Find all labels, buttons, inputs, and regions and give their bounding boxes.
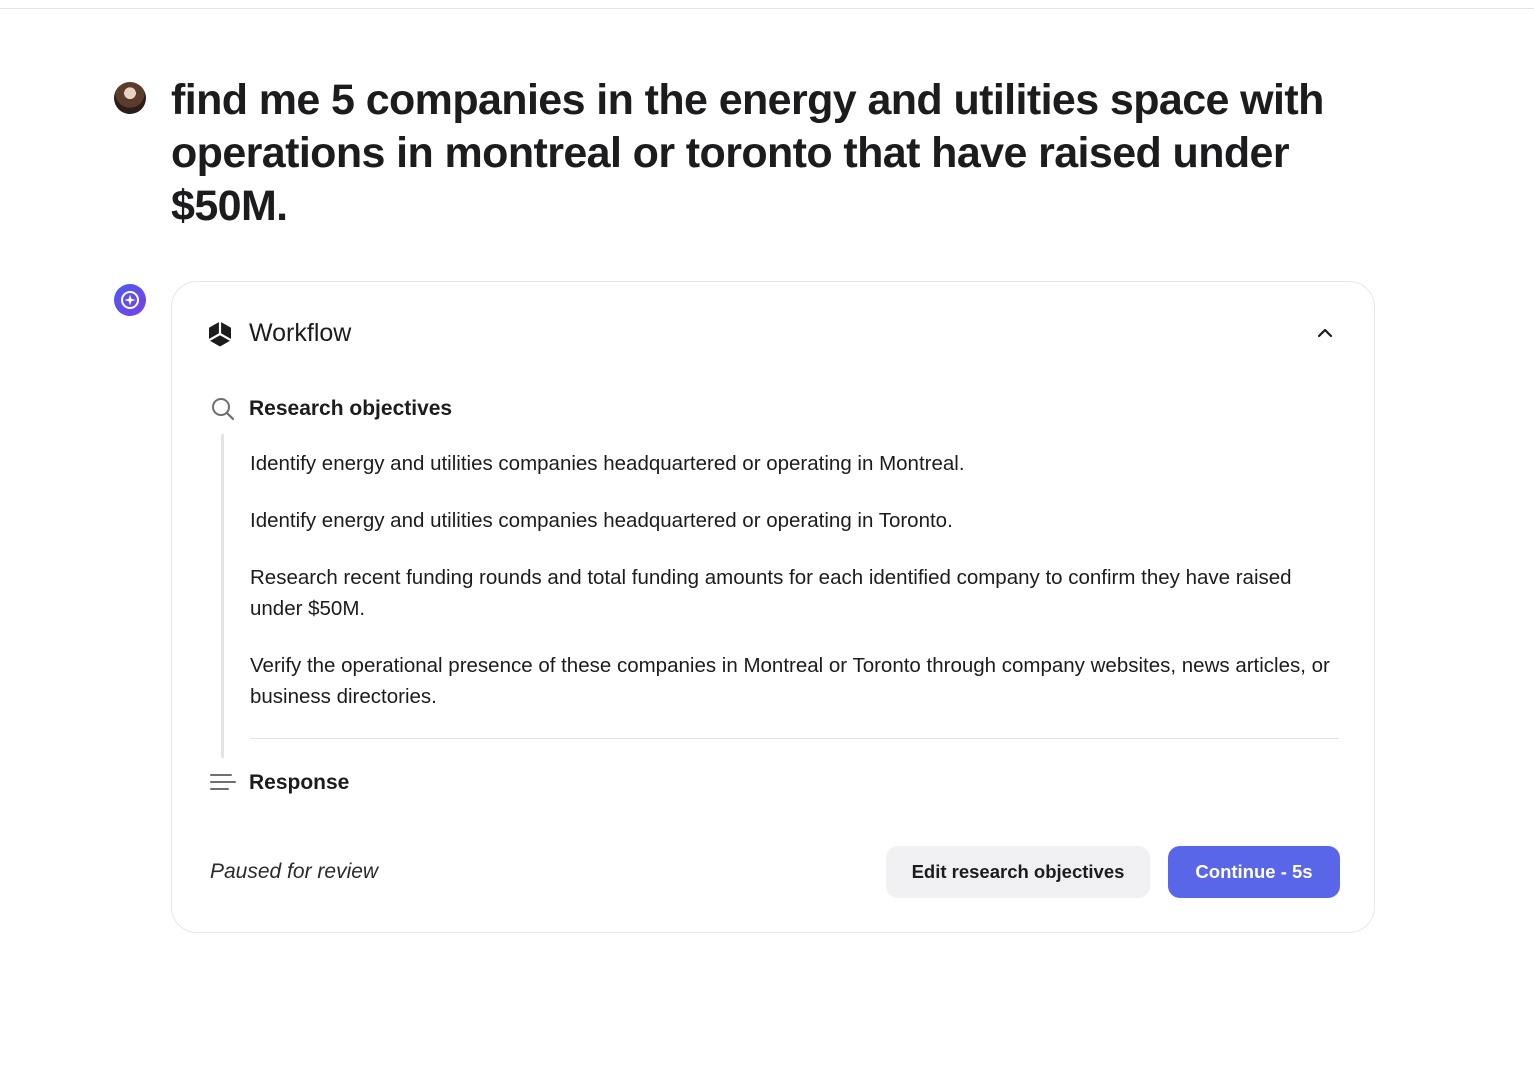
user-query: find me 5 companies in the energy and ut… <box>171 76 1324 230</box>
objective-item: Research recent funding rounds and total… <box>250 566 1292 620</box>
response-title: Response <box>249 771 350 794</box>
top-divider <box>0 8 1534 9</box>
collapse-button[interactable] <box>1310 318 1340 348</box>
continue-button[interactable]: Continue - 5s <box>1168 846 1340 898</box>
lines-icon <box>210 774 236 790</box>
objective-item: Identify energy and utilities companies … <box>250 509 953 532</box>
edit-research-objectives-button[interactable]: Edit research objectives <box>886 846 1150 898</box>
workflow-icon <box>208 321 232 347</box>
search-icon <box>212 398 235 421</box>
sparkle-icon <box>121 291 139 309</box>
objective-item: Identify energy and utilities companies … <box>250 452 965 475</box>
section-divider <box>250 738 1339 739</box>
workflow-title: Workflow <box>249 319 352 347</box>
research-objectives-title: Research objectives <box>249 397 453 420</box>
chevron-up-icon <box>1317 328 1333 338</box>
timeline-line <box>221 434 224 758</box>
assistant-avatar <box>114 284 146 316</box>
workflow-card: Workflow Research objectives Identify en… <box>171 281 1375 933</box>
objective-item: Verify the operational presence of these… <box>250 654 1330 708</box>
user-avatar <box>114 82 146 114</box>
status-text: Paused for review <box>210 860 379 883</box>
research-objectives-list: Identify energy and utilities companies … <box>250 448 1330 738</box>
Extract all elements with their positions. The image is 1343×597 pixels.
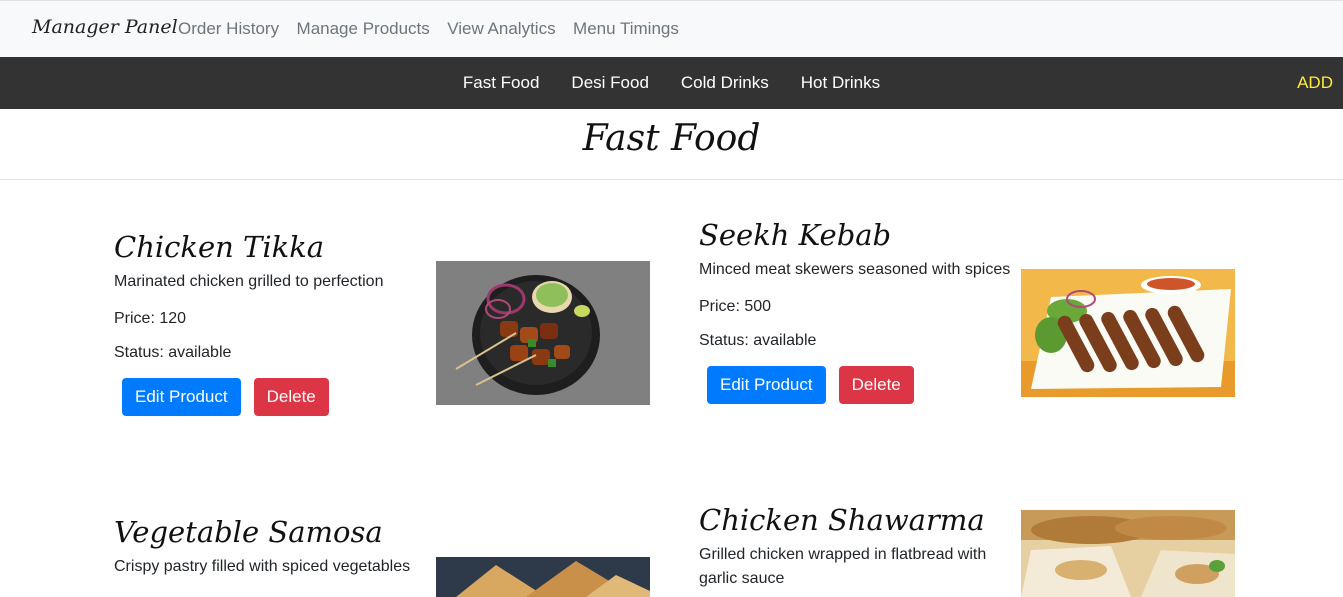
chicken-tikka-photo xyxy=(436,261,650,405)
nav-link-order-history[interactable]: Order History xyxy=(178,19,279,39)
nav-link-view-analytics[interactable]: View Analytics xyxy=(447,19,555,39)
product-description: Grilled chicken wrapped in flatbread wit… xyxy=(699,546,987,587)
delete-product-button[interactable]: Delete xyxy=(838,366,914,404)
brand-logo[interactable]: Manager Panel xyxy=(32,16,178,38)
add-product-link[interactable]: ADD xyxy=(1297,73,1333,93)
chicken-shawarma-photo xyxy=(1021,510,1235,597)
vegetable-samosa-photo xyxy=(436,557,650,597)
product-description: Crispy pastry filled with spiced vegetab… xyxy=(114,558,411,575)
edit-product-button[interactable]: Edit Product xyxy=(122,378,241,416)
category-cold-drinks[interactable]: Cold Drinks xyxy=(681,73,769,93)
product-description: Marinated chicken grilled to perfection xyxy=(114,273,384,290)
product-description: Minced meat skewers seasoned with spices xyxy=(699,261,1011,278)
edit-product-button[interactable]: Edit Product xyxy=(707,366,826,404)
category-desi-food[interactable]: Desi Food xyxy=(571,73,648,93)
seekh-kebab-photo xyxy=(1021,269,1235,397)
nav-links: Order History Manage Products View Analy… xyxy=(178,19,692,39)
category-bar: Fast Food Desi Food Cold Drinks Hot Drin… xyxy=(0,57,1343,109)
section-title: Fast Food xyxy=(0,109,1343,180)
nav-link-menu-timings[interactable]: Menu Timings xyxy=(573,19,679,39)
delete-product-button[interactable]: Delete xyxy=(253,378,329,416)
category-list: Fast Food Desi Food Cold Drinks Hot Drin… xyxy=(0,57,1343,109)
product-name: Seekh Kebab xyxy=(699,218,892,252)
category-fast-food[interactable]: Fast Food xyxy=(463,73,540,93)
top-navbar: Manager Panel Order History Manage Produ… xyxy=(0,0,1343,57)
product-name: Vegetable Samosa xyxy=(114,515,383,549)
nav-link-manage-products[interactable]: Manage Products xyxy=(297,19,430,39)
category-hot-drinks[interactable]: Hot Drinks xyxy=(801,73,880,93)
product-name: Chicken Tikka xyxy=(114,230,325,264)
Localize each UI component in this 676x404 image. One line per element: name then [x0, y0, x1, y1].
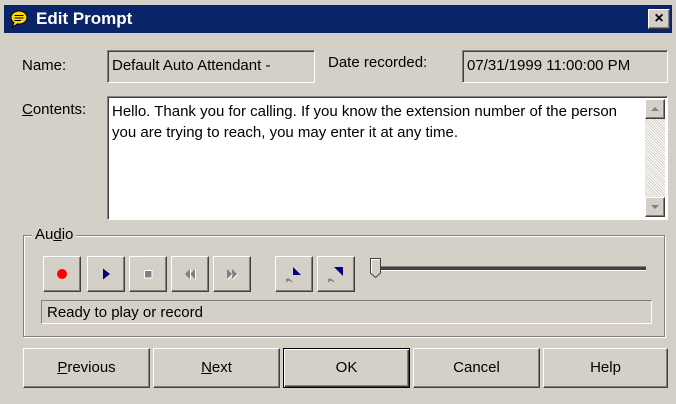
play-icon [103, 268, 110, 280]
help-button[interactable]: Help [543, 348, 668, 388]
date-recorded-label: Date recorded: [328, 54, 428, 71]
audio-position-slider-thumb[interactable] [370, 258, 381, 278]
play-button[interactable] [87, 256, 125, 292]
name-field[interactable]: Default Auto Attendant - [107, 50, 315, 83]
mark-start-icon [285, 267, 301, 283]
rewind-icon [185, 269, 196, 280]
next-accel: N [201, 359, 212, 376]
stop-button[interactable] [129, 256, 167, 292]
close-button[interactable]: × [648, 9, 670, 29]
next-label: ext [211, 359, 232, 376]
audio-position-slider-track[interactable] [374, 266, 646, 271]
arrow-down-icon [651, 205, 659, 209]
name-label: Name: [22, 57, 66, 74]
record-button[interactable] [43, 256, 81, 292]
date-recorded-field[interactable]: 07/31/1999 11:00:00 PM [462, 50, 668, 83]
mark-end-button[interactable] [317, 256, 355, 292]
previous-button[interactable]: Previous [23, 348, 150, 388]
name-value: Default Auto Attendant - [112, 57, 271, 74]
scroll-down-button[interactable] [645, 197, 665, 217]
contents-label-text: ontents: [32, 101, 87, 118]
audio-label-post: io [61, 226, 74, 243]
fast-forward-button[interactable] [213, 256, 251, 292]
ok-label: OK [335, 359, 358, 376]
edit-prompt-dialog: Edit Prompt × Name: Default Auto Attenda… [0, 0, 676, 404]
ok-button[interactable]: OK [283, 348, 410, 388]
next-button[interactable]: Next [153, 348, 280, 388]
contents-label: Contents: [22, 101, 86, 118]
previous-accel: P [57, 359, 68, 376]
rewind-button[interactable] [171, 256, 209, 292]
previous-label: revious [67, 359, 116, 376]
audio-label-accel: d [53, 226, 62, 243]
record-icon [57, 269, 67, 279]
contents-textarea[interactable]: Hello. Thank you for calling. If you kno… [107, 96, 668, 220]
name-label-text: Name: [22, 57, 67, 74]
help-label: Help [590, 359, 621, 376]
window-title: Edit Prompt [36, 9, 133, 28]
close-icon: × [654, 10, 664, 27]
audio-group-label: Audio [32, 226, 77, 243]
scroll-up-button[interactable] [645, 99, 665, 119]
fast-forward-icon [227, 269, 238, 280]
speech-bubble-icon [10, 10, 28, 28]
mark-end-icon [327, 267, 343, 283]
arrow-up-icon [651, 107, 659, 111]
mark-start-button[interactable] [275, 256, 313, 292]
cancel-button[interactable]: Cancel [413, 348, 540, 388]
contents-text: Hello. Thank you for calling. If you kno… [112, 103, 618, 141]
stop-icon [144, 270, 153, 279]
audio-status-text: Ready to play or record [41, 300, 652, 324]
date-recorded-value: 07/31/1999 11:00:00 PM [467, 57, 631, 74]
contents-scrollbar[interactable] [645, 99, 665, 217]
cancel-label: Cancel [453, 359, 500, 376]
title-bar[interactable]: Edit Prompt × [4, 5, 672, 33]
contents-label-accel: C [22, 101, 33, 118]
audio-label-pre: Au [35, 226, 54, 243]
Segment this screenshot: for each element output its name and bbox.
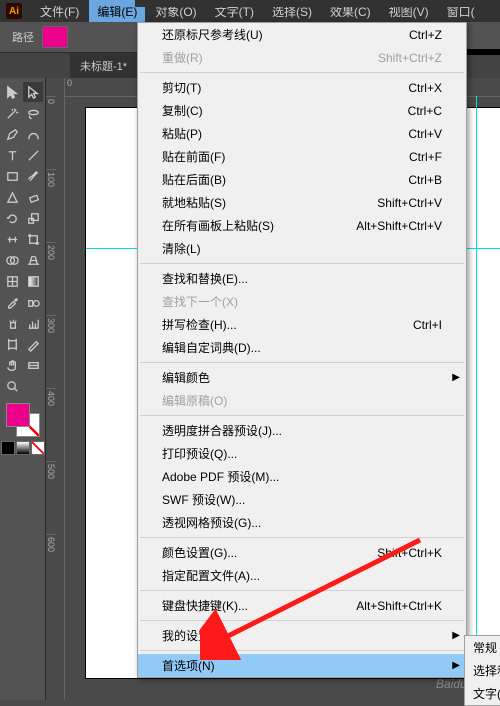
lasso-tool-icon[interactable] [23,103,43,123]
document-tab[interactable]: 未标题-1* [70,52,137,79]
submenu-item[interactable]: 文字( [465,682,500,705]
symbol-sprayer-icon[interactable] [2,313,22,333]
menu-item[interactable]: 在所有画板上粘贴(S)Alt+Shift+Ctrl+V [138,214,466,237]
menu-item[interactable]: Adobe PDF 预设(M)... [138,465,466,488]
menu-item[interactable]: 贴在后面(B)Ctrl+B [138,168,466,191]
mesh-tool-icon[interactable] [2,271,22,291]
direct-selection-tool-icon[interactable] [23,82,43,102]
menu-item[interactable]: 透明度拼合器预设(J)... [138,419,466,442]
menu-item[interactable]: 粘贴(P)Ctrl+V [138,122,466,145]
menu-item[interactable]: 就地粘贴(S)Shift+Ctrl+V [138,191,466,214]
menu-item[interactable]: 剪切(T)Ctrl+X [138,76,466,99]
paintbrush-tool-icon[interactable] [23,166,43,186]
edit-menu-dropdown: 还原标尺参考线(U)Ctrl+Z重做(R)Shift+Ctrl+Z 剪切(T)Ct… [137,22,467,678]
graph-tool-icon[interactable] [23,313,43,333]
color-mode-solid-icon[interactable] [1,441,15,455]
preferences-submenu: 常规选择和文字( [464,635,500,706]
artboard-tool-icon[interactable] [2,334,22,354]
menu-item[interactable]: 我的设置▶ [138,624,466,647]
gradient-tool-icon[interactable] [23,271,43,291]
menu-item: 重做(R)Shift+Ctrl+Z [138,46,466,69]
path-label: 路径 [12,29,34,45]
fill-swatch-icon[interactable] [6,403,30,427]
shape-builder-icon[interactable] [2,250,22,270]
line-tool-icon[interactable] [23,145,43,165]
curvature-tool-icon[interactable] [23,124,43,144]
fill-swatch[interactable] [42,26,68,48]
menu-item[interactable]: 拼写检查(H)...Ctrl+I [138,313,466,336]
menu-item[interactable]: 复制(C)Ctrl+C [138,99,466,122]
tools-panel [0,78,46,700]
menu-item[interactable]: 还原标尺参考线(U)Ctrl+Z [138,23,466,46]
ruler-vertical[interactable]: 0100200300400500600 [46,96,65,700]
rectangle-tool-icon[interactable] [2,166,22,186]
window-edge [135,0,500,7]
type-tool-icon[interactable] [2,145,22,165]
empty-tool [23,376,43,396]
ruler-guide-v[interactable] [476,96,477,700]
menu-item[interactable]: 键盘快捷键(K)...Alt+Shift+Ctrl+K [138,594,466,617]
menu-item[interactable]: 首选项(N)▶ [138,654,466,677]
shaper-tool-icon[interactable] [2,187,22,207]
menu-item[interactable]: 清除(L) [138,237,466,260]
menu-item[interactable]: 指定配置文件(A)... [138,564,466,587]
free-transform-icon[interactable] [23,229,43,249]
eraser-tool-icon[interactable] [23,187,43,207]
menu-item[interactable]: SWF 预设(W)... [138,488,466,511]
fill-stroke-swatches[interactable] [6,403,40,437]
menu-item[interactable]: 打印预设(Q)... [138,442,466,465]
submenu-item[interactable]: 常规 [465,636,500,659]
selection-tool-icon[interactable] [2,82,22,102]
menu-item[interactable]: 查找和替换(E)... [138,267,466,290]
color-mode-none-icon[interactable] [31,441,45,455]
menu-item[interactable]: 编辑颜色▶ [138,366,466,389]
menu-item[interactable]: 贴在前面(F)Ctrl+F [138,145,466,168]
zoom-tool-icon[interactable] [2,376,22,396]
menu-item: 查找下一个(X) [138,290,466,313]
menu-item[interactable]: 透视网格预设(G)... [138,511,466,534]
pen-tool-icon[interactable] [2,124,22,144]
hand-tool-icon[interactable] [2,355,22,375]
menu-0[interactable]: 文件(F) [32,0,87,23]
width-tool-icon[interactable] [2,229,22,249]
slice-tool-icon[interactable] [23,334,43,354]
perspective-grid-icon[interactable] [23,250,43,270]
submenu-item[interactable]: 选择和 [465,659,500,682]
blend-tool-icon[interactable] [23,292,43,312]
menu-item: 编辑原稿(O) [138,389,466,412]
color-mode-gradient-icon[interactable] [16,441,30,455]
app-logo: Ai [6,3,22,19]
color-mode-icons[interactable] [1,441,45,455]
scale-tool-icon[interactable] [23,208,43,228]
menu-item[interactable]: 颜色设置(G)...Shift+Ctrl+K [138,541,466,564]
eyedropper-tool-icon[interactable] [2,292,22,312]
rotate-tool-icon[interactable] [2,208,22,228]
print-tiling-icon[interactable] [23,355,43,375]
menu-item[interactable]: 编辑自定词典(D)... [138,336,466,359]
magic-wand-icon[interactable] [2,103,22,123]
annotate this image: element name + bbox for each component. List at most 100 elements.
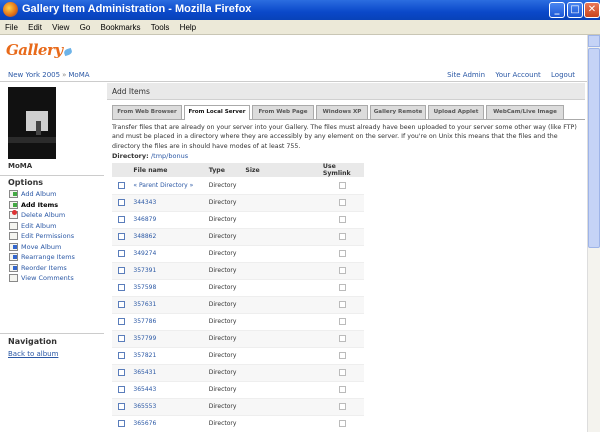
site-admin-link[interactable]: Site Admin <box>447 71 485 79</box>
use-symlink-checkbox[interactable] <box>338 318 346 325</box>
menu-help[interactable]: Help <box>180 20 196 35</box>
edit-icon <box>8 221 18 230</box>
sidebar-item-edit-permissions[interactable]: Edit Permissions <box>8 231 74 241</box>
select-checkbox[interactable] <box>118 233 126 240</box>
your-account-link[interactable]: Your Account <box>495 71 540 79</box>
use-symlink-checkbox[interactable] <box>338 301 346 308</box>
select-cell <box>112 279 132 297</box>
panel-header: Add Items <box>107 83 585 100</box>
tab-upload-applet[interactable]: Upload Applet <box>428 105 484 119</box>
use-symlink-checkbox[interactable] <box>338 216 346 223</box>
select-checkbox[interactable] <box>118 267 126 274</box>
select-checkbox[interactable] <box>118 301 126 308</box>
navigation-heading: Navigation <box>8 337 57 346</box>
file-name-cell: 349274 <box>131 245 207 263</box>
select-checkbox[interactable] <box>118 250 126 257</box>
use-symlink-checkbox[interactable] <box>338 420 346 427</box>
sidebar-item-move-album[interactable]: Move Album <box>8 242 61 252</box>
use-symlink-checkbox[interactable] <box>338 335 346 342</box>
select-checkbox[interactable] <box>118 386 126 393</box>
file-name-link[interactable]: 365443 <box>133 386 156 393</box>
select-checkbox[interactable] <box>118 352 126 359</box>
use-symlink-checkbox[interactable] <box>338 233 346 240</box>
column-header-size: Size <box>243 163 321 177</box>
file-name-link[interactable]: 357799 <box>133 335 156 342</box>
vertical-scrollbar[interactable] <box>587 35 600 432</box>
file-name-link[interactable]: 365676 <box>133 420 156 427</box>
tab-webcam-live-image[interactable]: WebCam/Live Image <box>486 105 564 119</box>
select-checkbox[interactable] <box>118 284 126 291</box>
use-symlink-checkbox[interactable] <box>338 267 346 274</box>
use-symlink-checkbox[interactable] <box>338 352 346 359</box>
select-checkbox[interactable] <box>118 181 126 189</box>
select-checkbox[interactable] <box>118 420 126 427</box>
sidebar-item-reorder-items[interactable]: Reorder Items <box>8 263 67 273</box>
file-name-link[interactable]: 365431 <box>133 369 156 376</box>
select-checkbox[interactable] <box>118 216 126 223</box>
symlink-cell <box>320 279 364 297</box>
gallery-logo[interactable]: Gallery <box>6 41 73 59</box>
tab-windows-xp[interactable]: Windows XP <box>316 105 368 119</box>
file-size-cell <box>243 347 321 365</box>
scrollbar-thumb[interactable] <box>588 48 600 248</box>
table-row: 357631 Directory <box>112 296 364 314</box>
close-button[interactable]: ✕ <box>584 2 600 18</box>
use-symlink-checkbox[interactable] <box>338 199 346 206</box>
sidebar-item-edit-album[interactable]: Edit Album <box>8 221 56 231</box>
sidebar-item-add-items[interactable]: Add Items <box>8 200 58 210</box>
breadcrumb-item[interactable]: MoMA <box>68 71 89 79</box>
menu-file[interactable]: File <box>5 20 18 35</box>
menu-go[interactable]: Go <box>80 20 91 35</box>
select-checkbox[interactable] <box>118 318 126 325</box>
directory-path-link[interactable]: /tmp/bonus <box>151 152 188 160</box>
use-symlink-checkbox[interactable] <box>338 403 346 410</box>
breadcrumb-item[interactable]: New York 2005 <box>8 71 60 79</box>
file-name-link[interactable]: 344343 <box>133 199 156 206</box>
add-items-icon <box>8 200 18 209</box>
symlink-cell <box>320 228 364 246</box>
sidebar-item-delete-album[interactable]: Delete Album <box>8 210 65 220</box>
maximize-button[interactable]: □ <box>567 2 583 18</box>
file-type-cell: Directory <box>206 313 244 331</box>
file-name-link[interactable]: « Parent Directory » <box>133 182 193 189</box>
file-name-link[interactable]: 357786 <box>133 318 156 325</box>
use-symlink-checkbox[interactable] <box>338 369 346 376</box>
symlink-cell <box>320 415 364 432</box>
file-name-link[interactable]: 357631 <box>133 301 156 308</box>
file-name-link[interactable]: 357391 <box>133 267 156 274</box>
back-to-album-link[interactable]: Back to album <box>8 350 58 358</box>
sidebar-item-view-comments[interactable]: View Comments <box>8 273 74 283</box>
move-icon <box>8 242 18 251</box>
select-checkbox[interactable] <box>118 369 126 376</box>
album-thumbnail[interactable] <box>8 87 56 159</box>
sidebar-item-rearrange-items[interactable]: Rearrange Items <box>8 252 75 262</box>
tab-from-web-browser[interactable]: From Web Browser <box>112 105 182 119</box>
file-name-link[interactable]: 365553 <box>133 403 156 410</box>
use-symlink-checkbox[interactable] <box>338 386 346 393</box>
use-symlink-checkbox[interactable] <box>338 284 346 291</box>
use-symlink-checkbox[interactable] <box>338 181 346 189</box>
menu-view[interactable]: View <box>52 20 69 35</box>
use-symlink-checkbox[interactable] <box>338 250 346 257</box>
menu-bookmarks[interactable]: Bookmarks <box>101 20 141 35</box>
file-name-link[interactable]: 348862 <box>133 233 156 240</box>
file-name-link[interactable]: 349274 <box>133 250 156 257</box>
scroll-up-arrow-icon[interactable] <box>588 35 600 47</box>
tab-from-web-page[interactable]: From Web Page <box>252 105 314 119</box>
sidebar-item-add-album[interactable]: Add Album <box>8 189 56 199</box>
thumbnail-floor <box>8 137 56 143</box>
select-checkbox[interactable] <box>118 199 126 206</box>
tab-gallery-remote[interactable]: Gallery Remote <box>370 105 426 119</box>
column-header-file-name: File name <box>131 163 207 177</box>
menu-tools[interactable]: Tools <box>151 20 170 35</box>
select-checkbox[interactable] <box>118 335 126 342</box>
logout-link[interactable]: Logout <box>551 71 575 79</box>
file-name-cell: 365553 <box>131 398 207 416</box>
select-checkbox[interactable] <box>118 403 126 410</box>
file-name-link[interactable]: 346879 <box>133 216 156 223</box>
tab-from-local-server[interactable]: From Local Server <box>184 105 250 120</box>
file-name-link[interactable]: 357598 <box>133 284 156 291</box>
menu-edit[interactable]: Edit <box>28 20 42 35</box>
minimize-button[interactable]: _ <box>549 2 565 18</box>
file-name-link[interactable]: 357821 <box>133 352 156 359</box>
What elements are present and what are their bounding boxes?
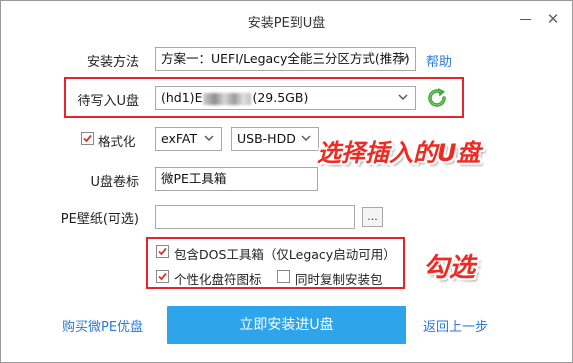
● ● ● ●
PROBLEM TO SOLVE - Reproduce word for word the lines of the data from the line containing "user-query: find me" through the line containing "lines-icon <box>210 774 236 790</box>", including both of those lines.

WRITTEN ANSWER -
user-query: find me 5 companies in the energy and ut… <box>171 76 1324 230</box>
objective-item: Research recent funding rounds and total… <box>250 566 1292 620</box>
response-title: Response <box>249 771 350 794</box>
top-divider <box>0 8 1534 9</box>
collapse-button[interactable] <box>1310 318 1340 348</box>
continue-button[interactable]: Continue - 5s <box>1168 846 1340 898</box>
lines-icon <box>210 774 236 790</box>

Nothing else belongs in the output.